-- start of Records for the task --
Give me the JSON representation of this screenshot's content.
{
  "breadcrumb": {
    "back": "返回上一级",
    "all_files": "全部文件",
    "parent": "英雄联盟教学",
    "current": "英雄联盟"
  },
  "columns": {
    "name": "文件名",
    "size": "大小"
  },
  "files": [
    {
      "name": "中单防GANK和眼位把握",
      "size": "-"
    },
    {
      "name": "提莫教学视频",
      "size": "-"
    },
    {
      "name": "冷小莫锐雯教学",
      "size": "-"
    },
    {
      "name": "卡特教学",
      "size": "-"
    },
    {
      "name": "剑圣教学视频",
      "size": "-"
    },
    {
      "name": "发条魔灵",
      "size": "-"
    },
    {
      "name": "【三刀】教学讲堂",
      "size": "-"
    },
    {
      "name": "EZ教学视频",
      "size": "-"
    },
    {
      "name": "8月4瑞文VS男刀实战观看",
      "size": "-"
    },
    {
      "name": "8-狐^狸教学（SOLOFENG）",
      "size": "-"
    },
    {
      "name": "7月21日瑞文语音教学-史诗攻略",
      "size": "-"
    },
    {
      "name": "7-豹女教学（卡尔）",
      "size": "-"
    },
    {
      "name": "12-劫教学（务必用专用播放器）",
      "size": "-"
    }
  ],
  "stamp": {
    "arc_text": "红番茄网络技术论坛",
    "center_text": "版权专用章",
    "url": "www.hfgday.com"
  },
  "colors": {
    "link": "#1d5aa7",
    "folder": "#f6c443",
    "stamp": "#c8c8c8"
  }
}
-- end of Records for the task --
▶ **Prompt**:
Quote the data in full, keeping each word unchanged.

▶ **Solution for this exercise**:
Give me the JSON representation of this screenshot's content.
{
  "breadcrumb": {
    "back": "返回上一级",
    "all_files": "全部文件",
    "parent": "英雄联盟教学",
    "current": "英雄联盟"
  },
  "columns": {
    "name": "文件名",
    "size": "大小"
  },
  "files": [
    {
      "name": "中单防GANK和眼位把握",
      "size": "-"
    },
    {
      "name": "提莫教学视频",
      "size": "-"
    },
    {
      "name": "冷小莫锐雯教学",
      "size": "-"
    },
    {
      "name": "卡特教学",
      "size": "-"
    },
    {
      "name": "剑圣教学视频",
      "size": "-"
    },
    {
      "name": "发条魔灵",
      "size": "-"
    },
    {
      "name": "【三刀】教学讲堂",
      "size": "-"
    },
    {
      "name": "EZ教学视频",
      "size": "-"
    },
    {
      "name": "8月4瑞文VS男刀实战观看",
      "size": "-"
    },
    {
      "name": "8-狐^狸教学（SOLOFENG）",
      "size": "-"
    },
    {
      "name": "7月21日瑞文语音教学-史诗攻略",
      "size": "-"
    },
    {
      "name": "7-豹女教学（卡尔）",
      "size": "-"
    },
    {
      "name": "12-劫教学（务必用专用播放器）",
      "size": "-"
    }
  ],
  "stamp": {
    "arc_text": "红番茄网络技术论坛",
    "center_text": "版权专用章",
    "url": "www.hfgday.com"
  },
  "colors": {
    "link": "#1d5aa7",
    "folder": "#f6c443",
    "stamp": "#c8c8c8"
  }
}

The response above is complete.